» TEXT
******

Whenever a new review comes in from a publishing outlet, my team reminds me to post it online. Recently, I was posting a nice review of Hurricane Season on Instagram and my 8-year-old daughter Kate sat down and looked over my shoulder. 

After reading what I was typing, she said, “I don’t mean to be mean, but isn’t that a little braggy? I mean, it’s kind of like you’re telling everyone you’ve done something really good.” I laughed and told her she was completely right. 

I’ve never been very comfortable in any kind of spotlight, and posting things to draw attention to my work feels opposite to my nature. Yet, I love the stories I’ve written, I think other people will like them too and I want to let people know about them. Hence the conundrum, the contradiction between wanting to share something good yet not wanting to train the spotlight on myself or come across as braggy.

And it goes farther than just the books. Anytime I’m about to post a nice, smiley family pic or share one of those great old photos that Facebook throws in my timeline to remind me of when my girls were babies, a little bit of dread and awkwardness settles on my shoulders. I think of people I know who don’t have children and want them, those whose family situations aren’t ideal or those who’ve lost family members. And when it’s a book-related post, I think of those who are still in the trenches of looking for an agent or editor.

******

» DATASET SECTION
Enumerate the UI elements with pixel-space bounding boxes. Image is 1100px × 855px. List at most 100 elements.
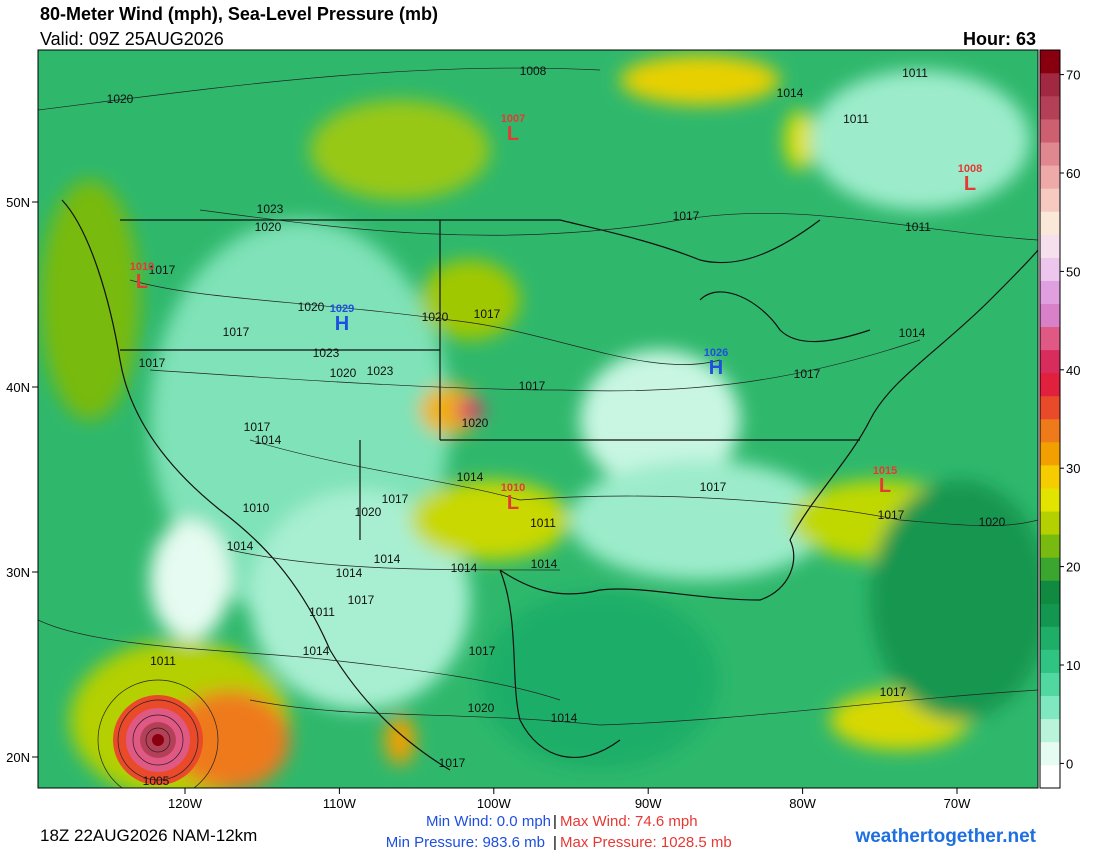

******

» TASKS TO CARRY OUT
a) Please say whether each statement below agrees with the passage about posting online, answering yes or no and quoting the deciding words from the passage. (i) Kate is eight years old. (ii) The review of Hurricane Season was being posted on Facebook. (iii) The writer has always felt comfortable in the spotlight.
b) In the passage about posting online, what does the writer's team remind the writer to do when a new review arrives from a publishing outlet?
c) Reproduce the passage about posting online between "And it goes" and "agent or editor.", inclusive, substituting "unease" for "dread".

» RESULTS IN ORDER
a)
(i) Yes: "my 8-year-old daughter Kate"
(ii) No: "posting a nice review of Hurricane Season on Instagram"
(iii) No: "I’ve never been very comfortable in any kind of spotlight"

b) The team reminds the writer to post it online.

c)
And it goes farther than just the books. Anytime I’m about to post a nice, smiley family pic or share one of those great old photos that Facebook throws in my timeline to remind me of when my girls were babies, a little bit of unease and awkwardness settles on my shoulders. I think of people I know who don’t have children and want them, those whose family situations aren’t ideal or those who’ve lost family members. And when it’s a book-related post, I think of those who are still in the trenches of looking for an agent or editor.